▶ Compito:
Elenca, nell'ordine in cui compaiono, tutte le persone nominate nel brano sulle presidenziali e sul ballottaggio.

▶ Brano scelto:
###
Alle presidenziali del 2007, tale quota aveva superato il 62%. Il risultato del FG è tanto più importante quanto più segnala la crescita di tale partito, che (anche se il paragone con altre elezioni non è del tutto corretto) alle europee del 2009 aveva ottenuto il 6,5%.
Tuttavia, la sensazione netta, al di là dei sondaggi che danno Hollande vincitore al ballottaggio, e nonostante la tradizione secondo cui il vincitore del primo turno ha sempre vinto anche il secondo, è che i giochi siano ancora aperti.
Nessuno è realmente in grado di stimare l'astensionismo fra gli elettori del FN al ballottaggio, anche perché la Le Pen appare molto determinata a chiudere un accordo con Sarkozy, ed il suo appello serale all'unità degli elettori del FN sotto la sua guida ha il preciso scopo di ridurre l'astensionismo in caso di accordo con il presidente uscente. Inoltre, Sarkozy può giocare di sponda sia con quote di elettorato del FN (promettendo una svolta poliziesca e xenofoba più radicale) sia con quote dell'elettorato di Bayrou (che ha pur sempre ottenuto  l'8-9%) accogliendo alcune proposte di tipo economico del MoDem, che vanno in direzione di maggiore austerità.
###
▶ Dati forniti:

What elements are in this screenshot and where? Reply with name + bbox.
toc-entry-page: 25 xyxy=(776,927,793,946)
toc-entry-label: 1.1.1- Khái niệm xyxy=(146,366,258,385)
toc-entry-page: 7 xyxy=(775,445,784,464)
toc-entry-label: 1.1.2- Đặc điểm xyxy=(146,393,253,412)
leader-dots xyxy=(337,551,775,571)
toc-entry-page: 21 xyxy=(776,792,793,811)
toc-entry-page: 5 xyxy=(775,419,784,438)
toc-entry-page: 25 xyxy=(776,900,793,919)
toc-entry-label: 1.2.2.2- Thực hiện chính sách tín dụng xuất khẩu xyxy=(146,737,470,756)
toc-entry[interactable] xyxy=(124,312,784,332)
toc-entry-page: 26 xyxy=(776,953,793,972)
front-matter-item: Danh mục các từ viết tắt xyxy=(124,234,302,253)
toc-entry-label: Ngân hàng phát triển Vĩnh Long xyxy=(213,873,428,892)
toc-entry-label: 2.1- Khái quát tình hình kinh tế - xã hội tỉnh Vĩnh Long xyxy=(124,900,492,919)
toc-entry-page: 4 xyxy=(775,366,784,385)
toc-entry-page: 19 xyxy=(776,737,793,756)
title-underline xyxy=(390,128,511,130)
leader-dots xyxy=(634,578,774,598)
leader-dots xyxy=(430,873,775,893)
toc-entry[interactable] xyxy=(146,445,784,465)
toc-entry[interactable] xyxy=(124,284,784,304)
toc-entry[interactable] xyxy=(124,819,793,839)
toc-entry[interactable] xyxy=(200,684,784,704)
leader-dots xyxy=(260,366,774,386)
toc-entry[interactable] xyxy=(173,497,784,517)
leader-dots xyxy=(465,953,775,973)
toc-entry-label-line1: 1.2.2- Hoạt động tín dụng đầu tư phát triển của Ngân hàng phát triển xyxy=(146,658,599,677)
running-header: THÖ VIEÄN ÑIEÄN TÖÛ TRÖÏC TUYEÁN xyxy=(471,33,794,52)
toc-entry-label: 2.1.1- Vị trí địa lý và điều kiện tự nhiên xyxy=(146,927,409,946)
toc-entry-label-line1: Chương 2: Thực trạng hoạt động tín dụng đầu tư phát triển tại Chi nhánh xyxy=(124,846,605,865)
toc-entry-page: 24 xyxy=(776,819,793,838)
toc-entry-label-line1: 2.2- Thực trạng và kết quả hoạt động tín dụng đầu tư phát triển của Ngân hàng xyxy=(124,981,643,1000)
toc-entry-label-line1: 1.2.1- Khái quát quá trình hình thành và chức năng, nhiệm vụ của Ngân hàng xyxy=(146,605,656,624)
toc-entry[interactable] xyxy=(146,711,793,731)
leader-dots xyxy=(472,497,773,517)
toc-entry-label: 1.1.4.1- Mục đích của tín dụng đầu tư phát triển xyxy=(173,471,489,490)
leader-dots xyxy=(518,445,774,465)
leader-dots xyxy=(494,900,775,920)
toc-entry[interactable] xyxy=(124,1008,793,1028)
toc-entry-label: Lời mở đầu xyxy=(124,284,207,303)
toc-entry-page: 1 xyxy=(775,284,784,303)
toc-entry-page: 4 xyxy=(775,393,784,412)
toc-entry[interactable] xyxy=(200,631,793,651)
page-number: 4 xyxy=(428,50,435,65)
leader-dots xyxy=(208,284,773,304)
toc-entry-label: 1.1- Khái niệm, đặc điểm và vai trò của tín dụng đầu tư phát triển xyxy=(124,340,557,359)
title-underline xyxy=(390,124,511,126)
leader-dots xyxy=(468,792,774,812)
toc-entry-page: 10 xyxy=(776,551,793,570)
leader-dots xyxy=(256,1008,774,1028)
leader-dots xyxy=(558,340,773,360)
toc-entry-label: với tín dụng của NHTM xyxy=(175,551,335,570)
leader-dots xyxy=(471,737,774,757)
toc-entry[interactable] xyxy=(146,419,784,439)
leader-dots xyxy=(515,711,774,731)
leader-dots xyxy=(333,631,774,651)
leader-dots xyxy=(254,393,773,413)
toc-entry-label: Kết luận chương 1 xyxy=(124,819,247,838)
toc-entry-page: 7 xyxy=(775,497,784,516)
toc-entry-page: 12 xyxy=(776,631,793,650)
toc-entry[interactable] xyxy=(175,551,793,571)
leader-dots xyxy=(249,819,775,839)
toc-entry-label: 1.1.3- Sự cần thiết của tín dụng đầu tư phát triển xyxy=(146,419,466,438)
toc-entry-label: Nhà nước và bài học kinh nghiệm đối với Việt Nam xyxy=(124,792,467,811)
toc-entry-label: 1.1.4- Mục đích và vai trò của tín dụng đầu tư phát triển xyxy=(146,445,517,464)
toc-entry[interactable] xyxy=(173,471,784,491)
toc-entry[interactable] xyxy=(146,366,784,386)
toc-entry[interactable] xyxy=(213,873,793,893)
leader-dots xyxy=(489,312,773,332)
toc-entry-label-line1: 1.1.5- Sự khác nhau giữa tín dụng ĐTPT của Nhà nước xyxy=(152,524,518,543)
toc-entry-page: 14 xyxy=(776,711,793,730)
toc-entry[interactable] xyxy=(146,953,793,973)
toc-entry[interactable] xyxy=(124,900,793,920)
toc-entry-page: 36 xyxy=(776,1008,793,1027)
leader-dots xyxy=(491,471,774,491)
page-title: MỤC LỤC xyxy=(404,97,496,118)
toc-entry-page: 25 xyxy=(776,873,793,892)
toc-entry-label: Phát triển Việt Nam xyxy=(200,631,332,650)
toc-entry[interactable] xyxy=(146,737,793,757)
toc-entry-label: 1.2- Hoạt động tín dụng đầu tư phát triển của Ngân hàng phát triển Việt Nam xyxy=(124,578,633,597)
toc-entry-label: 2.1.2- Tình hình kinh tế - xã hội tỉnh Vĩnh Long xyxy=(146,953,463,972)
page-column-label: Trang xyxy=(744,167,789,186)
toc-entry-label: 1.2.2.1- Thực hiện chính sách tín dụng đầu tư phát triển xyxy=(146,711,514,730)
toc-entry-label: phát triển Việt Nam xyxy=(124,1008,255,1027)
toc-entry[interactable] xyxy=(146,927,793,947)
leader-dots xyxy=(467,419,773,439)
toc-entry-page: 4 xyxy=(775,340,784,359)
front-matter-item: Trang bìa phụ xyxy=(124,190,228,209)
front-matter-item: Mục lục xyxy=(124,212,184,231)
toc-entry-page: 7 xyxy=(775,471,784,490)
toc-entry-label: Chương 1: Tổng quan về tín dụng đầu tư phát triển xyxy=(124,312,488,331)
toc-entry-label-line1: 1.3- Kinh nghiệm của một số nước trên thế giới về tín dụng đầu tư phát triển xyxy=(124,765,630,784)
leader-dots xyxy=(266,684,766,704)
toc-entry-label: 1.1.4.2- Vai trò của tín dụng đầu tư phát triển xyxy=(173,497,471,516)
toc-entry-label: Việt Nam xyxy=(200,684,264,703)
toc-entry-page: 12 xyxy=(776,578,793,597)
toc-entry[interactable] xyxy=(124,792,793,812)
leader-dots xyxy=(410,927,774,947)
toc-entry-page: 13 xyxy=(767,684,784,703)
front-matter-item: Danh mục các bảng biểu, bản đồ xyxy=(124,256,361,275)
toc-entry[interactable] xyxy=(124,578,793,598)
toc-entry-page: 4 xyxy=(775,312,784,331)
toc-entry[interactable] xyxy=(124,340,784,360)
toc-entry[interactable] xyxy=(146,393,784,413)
###
▶ Risposta:
Hollande, Le Pen, Sarkozy, Bayrou